■ STORED ROWS
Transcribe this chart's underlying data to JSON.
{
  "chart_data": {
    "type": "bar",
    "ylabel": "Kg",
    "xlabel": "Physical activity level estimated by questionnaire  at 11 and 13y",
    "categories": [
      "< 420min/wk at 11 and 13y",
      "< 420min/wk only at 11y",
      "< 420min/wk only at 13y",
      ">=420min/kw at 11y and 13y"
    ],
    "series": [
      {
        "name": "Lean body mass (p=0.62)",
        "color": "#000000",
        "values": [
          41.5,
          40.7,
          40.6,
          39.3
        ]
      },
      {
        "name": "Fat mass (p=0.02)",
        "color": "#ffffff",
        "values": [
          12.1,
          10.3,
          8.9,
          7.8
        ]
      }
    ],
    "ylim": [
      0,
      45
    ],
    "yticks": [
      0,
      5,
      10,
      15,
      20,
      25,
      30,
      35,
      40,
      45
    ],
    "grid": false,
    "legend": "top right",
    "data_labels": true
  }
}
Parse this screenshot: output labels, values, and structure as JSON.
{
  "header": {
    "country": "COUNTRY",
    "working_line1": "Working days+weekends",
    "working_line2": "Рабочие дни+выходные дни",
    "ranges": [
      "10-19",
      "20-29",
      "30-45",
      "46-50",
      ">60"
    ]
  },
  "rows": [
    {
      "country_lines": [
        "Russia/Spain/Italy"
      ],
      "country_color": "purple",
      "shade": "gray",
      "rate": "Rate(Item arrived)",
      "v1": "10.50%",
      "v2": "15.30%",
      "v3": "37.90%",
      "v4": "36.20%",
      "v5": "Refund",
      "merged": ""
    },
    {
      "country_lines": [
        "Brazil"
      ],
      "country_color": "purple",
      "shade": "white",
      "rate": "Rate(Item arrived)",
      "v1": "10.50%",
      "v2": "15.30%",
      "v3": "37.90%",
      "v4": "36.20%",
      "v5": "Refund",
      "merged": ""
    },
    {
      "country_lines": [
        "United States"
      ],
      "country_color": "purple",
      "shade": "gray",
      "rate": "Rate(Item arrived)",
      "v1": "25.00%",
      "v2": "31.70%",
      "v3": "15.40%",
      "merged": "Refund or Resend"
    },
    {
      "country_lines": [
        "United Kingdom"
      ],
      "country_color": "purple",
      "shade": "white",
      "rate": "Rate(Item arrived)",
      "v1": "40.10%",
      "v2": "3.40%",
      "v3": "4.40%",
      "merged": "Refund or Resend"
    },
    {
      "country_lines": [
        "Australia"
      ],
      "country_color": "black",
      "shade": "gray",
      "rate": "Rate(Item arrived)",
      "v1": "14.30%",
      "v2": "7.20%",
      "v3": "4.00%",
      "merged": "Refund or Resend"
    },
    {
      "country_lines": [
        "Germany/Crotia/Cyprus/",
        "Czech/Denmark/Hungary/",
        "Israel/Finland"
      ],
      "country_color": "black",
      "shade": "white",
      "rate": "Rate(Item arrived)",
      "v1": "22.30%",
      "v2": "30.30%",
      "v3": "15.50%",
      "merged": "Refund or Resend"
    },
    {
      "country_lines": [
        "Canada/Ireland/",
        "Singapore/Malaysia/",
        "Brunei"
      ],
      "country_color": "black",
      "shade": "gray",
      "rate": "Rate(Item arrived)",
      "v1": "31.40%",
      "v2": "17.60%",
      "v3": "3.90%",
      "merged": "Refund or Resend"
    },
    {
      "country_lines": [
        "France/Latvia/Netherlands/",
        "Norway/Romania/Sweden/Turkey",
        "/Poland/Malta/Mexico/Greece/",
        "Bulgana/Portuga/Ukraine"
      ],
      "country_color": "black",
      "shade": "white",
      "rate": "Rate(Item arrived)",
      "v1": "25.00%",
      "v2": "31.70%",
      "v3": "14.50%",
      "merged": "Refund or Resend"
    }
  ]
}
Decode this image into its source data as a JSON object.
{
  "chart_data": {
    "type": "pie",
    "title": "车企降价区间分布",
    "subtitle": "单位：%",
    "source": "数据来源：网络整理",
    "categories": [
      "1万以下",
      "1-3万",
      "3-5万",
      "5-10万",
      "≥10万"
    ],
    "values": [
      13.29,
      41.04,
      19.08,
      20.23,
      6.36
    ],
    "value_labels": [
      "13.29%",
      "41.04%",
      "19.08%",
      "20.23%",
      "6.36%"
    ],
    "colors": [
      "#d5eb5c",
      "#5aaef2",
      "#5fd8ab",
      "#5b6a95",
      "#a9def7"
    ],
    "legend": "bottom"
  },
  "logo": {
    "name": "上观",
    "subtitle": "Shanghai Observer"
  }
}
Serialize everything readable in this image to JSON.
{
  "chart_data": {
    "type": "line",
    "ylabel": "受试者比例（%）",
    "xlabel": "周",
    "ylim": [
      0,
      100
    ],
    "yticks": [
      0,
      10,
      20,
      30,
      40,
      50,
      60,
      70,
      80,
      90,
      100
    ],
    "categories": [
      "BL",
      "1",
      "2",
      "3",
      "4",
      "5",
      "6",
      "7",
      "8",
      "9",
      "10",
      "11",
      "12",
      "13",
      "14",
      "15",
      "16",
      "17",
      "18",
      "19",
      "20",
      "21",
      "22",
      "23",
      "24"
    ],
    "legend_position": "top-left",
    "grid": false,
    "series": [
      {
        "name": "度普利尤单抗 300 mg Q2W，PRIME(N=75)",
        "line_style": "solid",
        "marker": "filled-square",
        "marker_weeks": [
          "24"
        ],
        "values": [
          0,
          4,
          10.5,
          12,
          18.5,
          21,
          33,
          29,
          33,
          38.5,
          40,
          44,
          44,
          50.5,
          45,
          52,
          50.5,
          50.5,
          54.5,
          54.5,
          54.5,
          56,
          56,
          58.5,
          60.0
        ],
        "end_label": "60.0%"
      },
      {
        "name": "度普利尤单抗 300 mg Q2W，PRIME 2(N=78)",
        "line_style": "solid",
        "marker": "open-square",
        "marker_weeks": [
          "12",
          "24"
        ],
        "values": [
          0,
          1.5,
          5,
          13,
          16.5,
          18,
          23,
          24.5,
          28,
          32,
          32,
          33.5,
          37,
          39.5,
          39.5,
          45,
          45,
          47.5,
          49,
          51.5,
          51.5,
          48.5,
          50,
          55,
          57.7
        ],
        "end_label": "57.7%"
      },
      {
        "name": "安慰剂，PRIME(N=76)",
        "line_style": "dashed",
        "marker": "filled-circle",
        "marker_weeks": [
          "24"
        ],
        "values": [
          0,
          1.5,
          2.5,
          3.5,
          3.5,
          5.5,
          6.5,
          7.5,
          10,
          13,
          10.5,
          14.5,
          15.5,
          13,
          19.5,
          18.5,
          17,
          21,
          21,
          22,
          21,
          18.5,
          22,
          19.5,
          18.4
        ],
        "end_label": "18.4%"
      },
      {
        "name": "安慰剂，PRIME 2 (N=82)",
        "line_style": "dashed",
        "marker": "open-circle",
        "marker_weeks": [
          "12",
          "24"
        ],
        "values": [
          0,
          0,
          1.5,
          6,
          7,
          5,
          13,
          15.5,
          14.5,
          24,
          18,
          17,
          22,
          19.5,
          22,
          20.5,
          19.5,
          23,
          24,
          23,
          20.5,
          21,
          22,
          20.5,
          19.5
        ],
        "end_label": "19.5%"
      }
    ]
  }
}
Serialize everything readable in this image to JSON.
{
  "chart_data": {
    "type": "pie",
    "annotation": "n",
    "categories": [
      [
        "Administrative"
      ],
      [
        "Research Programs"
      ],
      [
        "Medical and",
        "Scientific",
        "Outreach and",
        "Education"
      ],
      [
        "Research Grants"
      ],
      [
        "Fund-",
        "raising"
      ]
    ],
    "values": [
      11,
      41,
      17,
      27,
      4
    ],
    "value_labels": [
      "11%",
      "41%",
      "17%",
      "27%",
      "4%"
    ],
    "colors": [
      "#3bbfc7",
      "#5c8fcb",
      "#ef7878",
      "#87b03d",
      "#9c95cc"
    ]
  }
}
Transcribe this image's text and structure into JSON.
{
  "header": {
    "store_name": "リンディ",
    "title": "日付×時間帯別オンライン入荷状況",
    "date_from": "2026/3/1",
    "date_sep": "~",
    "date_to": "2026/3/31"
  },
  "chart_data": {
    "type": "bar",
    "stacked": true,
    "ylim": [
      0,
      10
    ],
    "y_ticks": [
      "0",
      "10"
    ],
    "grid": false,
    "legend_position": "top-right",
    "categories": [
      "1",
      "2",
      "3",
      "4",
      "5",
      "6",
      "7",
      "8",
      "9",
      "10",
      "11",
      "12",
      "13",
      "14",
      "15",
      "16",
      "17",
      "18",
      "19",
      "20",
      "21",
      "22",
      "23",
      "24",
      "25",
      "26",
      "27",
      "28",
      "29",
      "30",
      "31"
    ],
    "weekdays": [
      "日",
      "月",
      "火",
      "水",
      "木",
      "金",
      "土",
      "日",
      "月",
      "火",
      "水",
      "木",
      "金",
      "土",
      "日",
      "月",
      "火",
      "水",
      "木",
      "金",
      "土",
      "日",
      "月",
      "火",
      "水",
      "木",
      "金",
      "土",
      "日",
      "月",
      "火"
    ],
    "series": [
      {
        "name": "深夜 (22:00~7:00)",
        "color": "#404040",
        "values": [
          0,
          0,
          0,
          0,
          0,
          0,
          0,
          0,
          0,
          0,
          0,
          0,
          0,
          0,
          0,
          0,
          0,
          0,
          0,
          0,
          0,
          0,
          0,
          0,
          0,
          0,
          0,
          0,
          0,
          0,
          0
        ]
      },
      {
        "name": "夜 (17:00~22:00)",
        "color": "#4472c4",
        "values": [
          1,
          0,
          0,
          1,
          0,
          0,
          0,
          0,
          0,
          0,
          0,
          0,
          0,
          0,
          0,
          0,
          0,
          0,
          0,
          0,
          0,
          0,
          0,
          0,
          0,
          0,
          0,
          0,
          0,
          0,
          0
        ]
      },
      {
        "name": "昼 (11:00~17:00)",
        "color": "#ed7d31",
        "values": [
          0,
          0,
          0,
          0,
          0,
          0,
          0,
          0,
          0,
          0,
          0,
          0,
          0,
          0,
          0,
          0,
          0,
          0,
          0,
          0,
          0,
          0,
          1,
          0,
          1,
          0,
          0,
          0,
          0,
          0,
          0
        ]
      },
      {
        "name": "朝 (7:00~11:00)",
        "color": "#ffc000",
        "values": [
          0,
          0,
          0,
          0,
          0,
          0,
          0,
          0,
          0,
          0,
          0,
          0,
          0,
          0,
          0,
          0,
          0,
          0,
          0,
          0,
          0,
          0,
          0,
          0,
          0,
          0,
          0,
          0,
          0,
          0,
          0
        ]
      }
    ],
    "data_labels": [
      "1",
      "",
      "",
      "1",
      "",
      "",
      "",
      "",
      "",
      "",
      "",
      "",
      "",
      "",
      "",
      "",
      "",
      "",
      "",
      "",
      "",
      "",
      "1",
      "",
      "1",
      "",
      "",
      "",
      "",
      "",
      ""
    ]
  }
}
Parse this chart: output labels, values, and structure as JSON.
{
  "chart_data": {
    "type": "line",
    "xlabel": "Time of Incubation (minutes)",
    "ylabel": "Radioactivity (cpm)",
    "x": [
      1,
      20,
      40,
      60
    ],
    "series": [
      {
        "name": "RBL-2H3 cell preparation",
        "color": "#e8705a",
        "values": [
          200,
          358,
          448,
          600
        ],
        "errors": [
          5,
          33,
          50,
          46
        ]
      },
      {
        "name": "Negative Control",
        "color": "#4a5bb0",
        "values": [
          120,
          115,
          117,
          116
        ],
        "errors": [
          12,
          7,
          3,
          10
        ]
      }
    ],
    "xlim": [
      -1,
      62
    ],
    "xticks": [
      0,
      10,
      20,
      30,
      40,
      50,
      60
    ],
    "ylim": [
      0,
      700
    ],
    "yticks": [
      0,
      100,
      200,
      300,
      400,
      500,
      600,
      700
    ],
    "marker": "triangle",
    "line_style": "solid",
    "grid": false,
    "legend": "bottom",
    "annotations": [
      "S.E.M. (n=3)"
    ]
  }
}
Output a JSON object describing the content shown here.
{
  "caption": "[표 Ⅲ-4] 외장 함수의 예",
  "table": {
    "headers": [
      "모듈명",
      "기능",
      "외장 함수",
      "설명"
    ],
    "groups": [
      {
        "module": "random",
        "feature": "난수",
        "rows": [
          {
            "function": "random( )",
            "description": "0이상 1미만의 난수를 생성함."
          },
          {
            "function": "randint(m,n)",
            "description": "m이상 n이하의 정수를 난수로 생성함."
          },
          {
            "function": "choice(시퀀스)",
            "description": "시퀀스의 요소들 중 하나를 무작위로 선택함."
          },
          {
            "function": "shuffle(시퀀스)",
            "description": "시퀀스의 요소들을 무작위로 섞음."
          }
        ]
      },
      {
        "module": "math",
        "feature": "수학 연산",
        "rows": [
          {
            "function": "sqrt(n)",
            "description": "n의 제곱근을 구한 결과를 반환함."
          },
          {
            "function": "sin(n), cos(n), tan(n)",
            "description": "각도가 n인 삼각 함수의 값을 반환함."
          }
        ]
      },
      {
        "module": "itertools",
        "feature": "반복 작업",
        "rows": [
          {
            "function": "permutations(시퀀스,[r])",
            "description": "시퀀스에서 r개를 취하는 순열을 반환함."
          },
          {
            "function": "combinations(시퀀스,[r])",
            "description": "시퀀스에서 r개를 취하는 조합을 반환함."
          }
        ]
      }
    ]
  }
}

■ TO DO
Isolate the lines above that contain the word "function" and copy them.

■ TASK ANSWER
            "function": "random( )",
            "function": "randint(m,n)",
            "function": "choice(시퀀스)",
            "function": "shuffle(시퀀스)",
            "function": "sqrt(n)",
            "function": "sin(n), cos(n), tan(n)",
            "function": "permutations(시퀀스,[r])",
            "function": "combinations(시퀀스,[r])",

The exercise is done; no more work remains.